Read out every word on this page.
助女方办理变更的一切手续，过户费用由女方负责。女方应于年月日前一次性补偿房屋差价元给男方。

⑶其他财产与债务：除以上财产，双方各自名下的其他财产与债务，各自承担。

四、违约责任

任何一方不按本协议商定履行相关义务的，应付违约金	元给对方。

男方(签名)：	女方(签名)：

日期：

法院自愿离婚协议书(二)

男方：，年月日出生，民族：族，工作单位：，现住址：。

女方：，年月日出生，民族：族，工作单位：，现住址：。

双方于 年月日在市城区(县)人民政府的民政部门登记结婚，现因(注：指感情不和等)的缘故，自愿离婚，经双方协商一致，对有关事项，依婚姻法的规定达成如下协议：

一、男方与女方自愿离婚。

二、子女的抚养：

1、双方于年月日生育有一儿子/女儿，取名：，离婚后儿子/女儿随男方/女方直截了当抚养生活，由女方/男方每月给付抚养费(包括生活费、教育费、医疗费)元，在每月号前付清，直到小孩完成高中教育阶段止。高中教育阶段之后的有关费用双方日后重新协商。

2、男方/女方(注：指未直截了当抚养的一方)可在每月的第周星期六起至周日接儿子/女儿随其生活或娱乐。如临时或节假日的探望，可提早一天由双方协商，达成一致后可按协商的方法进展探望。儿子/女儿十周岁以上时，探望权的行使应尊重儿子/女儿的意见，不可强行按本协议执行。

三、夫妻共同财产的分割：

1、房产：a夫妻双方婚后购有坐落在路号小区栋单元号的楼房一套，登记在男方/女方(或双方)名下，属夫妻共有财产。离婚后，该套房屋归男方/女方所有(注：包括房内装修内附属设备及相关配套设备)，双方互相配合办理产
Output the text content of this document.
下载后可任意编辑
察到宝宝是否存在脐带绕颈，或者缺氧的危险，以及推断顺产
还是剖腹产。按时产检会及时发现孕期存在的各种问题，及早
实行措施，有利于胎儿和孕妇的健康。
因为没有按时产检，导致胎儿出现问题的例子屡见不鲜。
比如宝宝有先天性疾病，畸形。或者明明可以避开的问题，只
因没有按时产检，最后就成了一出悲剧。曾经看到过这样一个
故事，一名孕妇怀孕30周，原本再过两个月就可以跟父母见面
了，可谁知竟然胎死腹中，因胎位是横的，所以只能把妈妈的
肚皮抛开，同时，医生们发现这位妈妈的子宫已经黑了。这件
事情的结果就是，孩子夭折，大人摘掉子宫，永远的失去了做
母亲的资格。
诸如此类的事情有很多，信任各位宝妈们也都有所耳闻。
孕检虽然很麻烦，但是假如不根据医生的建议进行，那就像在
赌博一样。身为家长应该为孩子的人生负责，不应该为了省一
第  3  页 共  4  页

.....

_Direction_
Reproduce the material precisely, including every line.

_Reply_
Read out every word on this page.
助女方办理变更的一切手续，过户费用由女方负责。女方应于年月日前一次性补偿房屋差价元给男方。

⑶其他财产与债务：除以上财产，双方各自名下的其他财产与债务，各自承担。

四、违约责任

任何一方不按本协议商定履行相关义务的，应付违约金	元给对方。

男方(签名)：	女方(签名)：

日期：

法院自愿离婚协议书(二)

男方：，年月日出生，民族：族，工作单位：，现住址：。

女方：，年月日出生，民族：族，工作单位：，现住址：。

双方于 年月日在市城区(县)人民政府的民政部门登记结婚，现因(注：指感情不和等)的缘故，自愿离婚，经双方协商一致，对有关事项，依婚姻法的规定达成如下协议：

一、男方与女方自愿离婚。

二、子女的抚养：

1、双方于年月日生育有一儿子/女儿，取名：，离婚后儿子/女儿随男方/女方直截了当抚养生活，由女方/男方每月给付抚养费(包括生活费、教育费、医疗费)元，在每月号前付清，直到小孩完成高中教育阶段止。高中教育阶段之后的有关费用双方日后重新协商。

2、男方/女方(注：指未直截了当抚养的一方)可在每月的第周星期六起至周日接儿子/女儿随其生活或娱乐。如临时或节假日的探望，可提早一天由双方协商，达成一致后可按协商的方法进展探望。儿子/女儿十周岁以上时，探望权的行使应尊重儿子/女儿的意见，不可强行按本协议执行。

三、夫妻共同财产的分割：

1、房产：a夫妻双方婚后购有坐落在路号小区栋单元号的楼房一套，登记在男方/女方(或双方)名下，属夫妻共有财产。离婚后，该套房屋归男方/女方所有(注：包括房内装修内附属设备及相关配套设备)，双方互相配合办理产
Output the text content of this document.
下载后可任意编辑
察到宝宝是否存在脐带绕颈，或者缺氧的危险，以及推断顺产
还是剖腹产。按时产检会及时发现孕期存在的各种问题，及早
实行措施，有利于胎儿和孕妇的健康。
因为没有按时产检，导致胎儿出现问题的例子屡见不鲜。
比如宝宝有先天性疾病，畸形。或者明明可以避开的问题，只
因没有按时产检，最后就成了一出悲剧。曾经看到过这样一个
故事，一名孕妇怀孕30周，原本再过两个月就可以跟父母见面
了，可谁知竟然胎死腹中，因胎位是横的，所以只能把妈妈的
肚皮抛开，同时，医生们发现这位妈妈的子宫已经黑了。这件
事情的结果就是，孩子夭折，大人摘掉子宫，永远的失去了做
母亲的资格。
诸如此类的事情有很多，信任各位宝妈们也都有所耳闻。
孕检虽然很麻烦，但是假如不根据医生的建议进行，那就像在
赌博一样。身为家长应该为孩子的人生负责，不应该为了省一
第  3  页 共  4  页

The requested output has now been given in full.